— Supplied information —

* * *

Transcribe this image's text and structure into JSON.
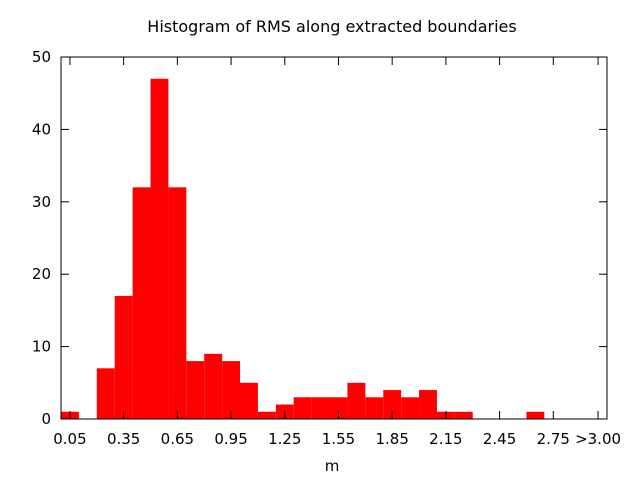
{
  "chart_data": {
    "type": "bar",
    "title": "Histogram of RMS along extracted boundaries",
    "xlabel": "m",
    "ylabel": "",
    "ylim": [
      0,
      50
    ],
    "yticks": [
      0,
      10,
      20,
      30,
      40,
      50
    ],
    "xlim": [
      0,
      3.05
    ],
    "xticks": [
      {
        "value": 0.05,
        "label": "0.05"
      },
      {
        "value": 0.35,
        "label": "0.35"
      },
      {
        "value": 0.65,
        "label": "0.65"
      },
      {
        "value": 0.95,
        "label": "0.95"
      },
      {
        "value": 1.25,
        "label": "1.25"
      },
      {
        "value": 1.55,
        "label": "1.55"
      },
      {
        "value": 1.85,
        "label": "1.85"
      },
      {
        "value": 2.15,
        "label": "2.15"
      },
      {
        "value": 2.45,
        "label": "2.45"
      },
      {
        "value": 2.75,
        "label": "2.75"
      },
      {
        "value": 3.0,
        "label": ">3.00"
      }
    ],
    "bin_width": 0.1,
    "bins": [
      {
        "x": 0.05,
        "value": 1
      },
      {
        "x": 0.15,
        "value": 0
      },
      {
        "x": 0.25,
        "value": 7
      },
      {
        "x": 0.35,
        "value": 17
      },
      {
        "x": 0.45,
        "value": 32
      },
      {
        "x": 0.55,
        "value": 47
      },
      {
        "x": 0.65,
        "value": 32
      },
      {
        "x": 0.75,
        "value": 8
      },
      {
        "x": 0.85,
        "value": 9
      },
      {
        "x": 0.95,
        "value": 8
      },
      {
        "x": 1.05,
        "value": 5
      },
      {
        "x": 1.15,
        "value": 1
      },
      {
        "x": 1.25,
        "value": 2
      },
      {
        "x": 1.35,
        "value": 3
      },
      {
        "x": 1.45,
        "value": 3
      },
      {
        "x": 1.55,
        "value": 3
      },
      {
        "x": 1.65,
        "value": 5
      },
      {
        "x": 1.75,
        "value": 3
      },
      {
        "x": 1.85,
        "value": 4
      },
      {
        "x": 1.95,
        "value": 3
      },
      {
        "x": 2.05,
        "value": 4
      },
      {
        "x": 2.15,
        "value": 1
      },
      {
        "x": 2.25,
        "value": 1
      },
      {
        "x": 2.35,
        "value": 0
      },
      {
        "x": 2.45,
        "value": 0
      },
      {
        "x": 2.55,
        "value": 0
      },
      {
        "x": 2.65,
        "value": 1
      },
      {
        "x": 2.75,
        "value": 0
      },
      {
        "x": 2.85,
        "value": 0
      },
      {
        "x": 2.95,
        "value": 0
      }
    ],
    "bar_color": "#ff0000",
    "grid": false,
    "legend": "none"
  }
}
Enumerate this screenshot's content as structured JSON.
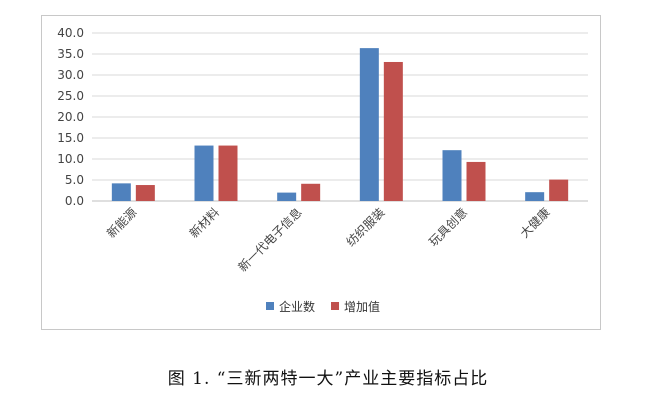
{
  "chart_data": {
    "type": "bar",
    "categories": [
      "新能源",
      "新材料",
      "新一代电子信息",
      "纺织服装",
      "玩具创意",
      "大健康"
    ],
    "series": [
      {
        "name": "企业数",
        "values": [
          4.2,
          13.2,
          2.0,
          36.4,
          12.1,
          2.1
        ],
        "color": "#4f81bd"
      },
      {
        "name": "增加值",
        "values": [
          3.8,
          13.2,
          4.1,
          33.1,
          9.3,
          5.1
        ],
        "color": "#c0504d"
      }
    ],
    "ylim": [
      0,
      40
    ],
    "yticks": [
      "0.0",
      "5.0",
      "10.0",
      "15.0",
      "20.0",
      "25.0",
      "30.0",
      "35.0",
      "40.0"
    ],
    "grid": true,
    "legend": "bottom"
  },
  "caption": "图 1. “三新两特一大”产业主要指标占比"
}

* * *

— Given request —
Emit the lines of the data above from the one containing "Enumerate this screenshot's" through its final line, both endpoints included. Pictures do not belong in the output.

— Full solution —
Enumerate this screenshot's content as structured JSON.
{
  "chart_data": {
    "type": "bar",
    "categories": [
      "新能源",
      "新材料",
      "新一代电子信息",
      "纺织服装",
      "玩具创意",
      "大健康"
    ],
    "series": [
      {
        "name": "企业数",
        "values": [
          4.2,
          13.2,
          2.0,
          36.4,
          12.1,
          2.1
        ],
        "color": "#4f81bd"
      },
      {
        "name": "增加值",
        "values": [
          3.8,
          13.2,
          4.1,
          33.1,
          9.3,
          5.1
        ],
        "color": "#c0504d"
      }
    ],
    "ylim": [
      0,
      40
    ],
    "yticks": [
      "0.0",
      "5.0",
      "10.0",
      "15.0",
      "20.0",
      "25.0",
      "30.0",
      "35.0",
      "40.0"
    ],
    "grid": true,
    "legend": "bottom"
  },
  "caption": "图 1. “三新两特一大”产业主要指标占比"
}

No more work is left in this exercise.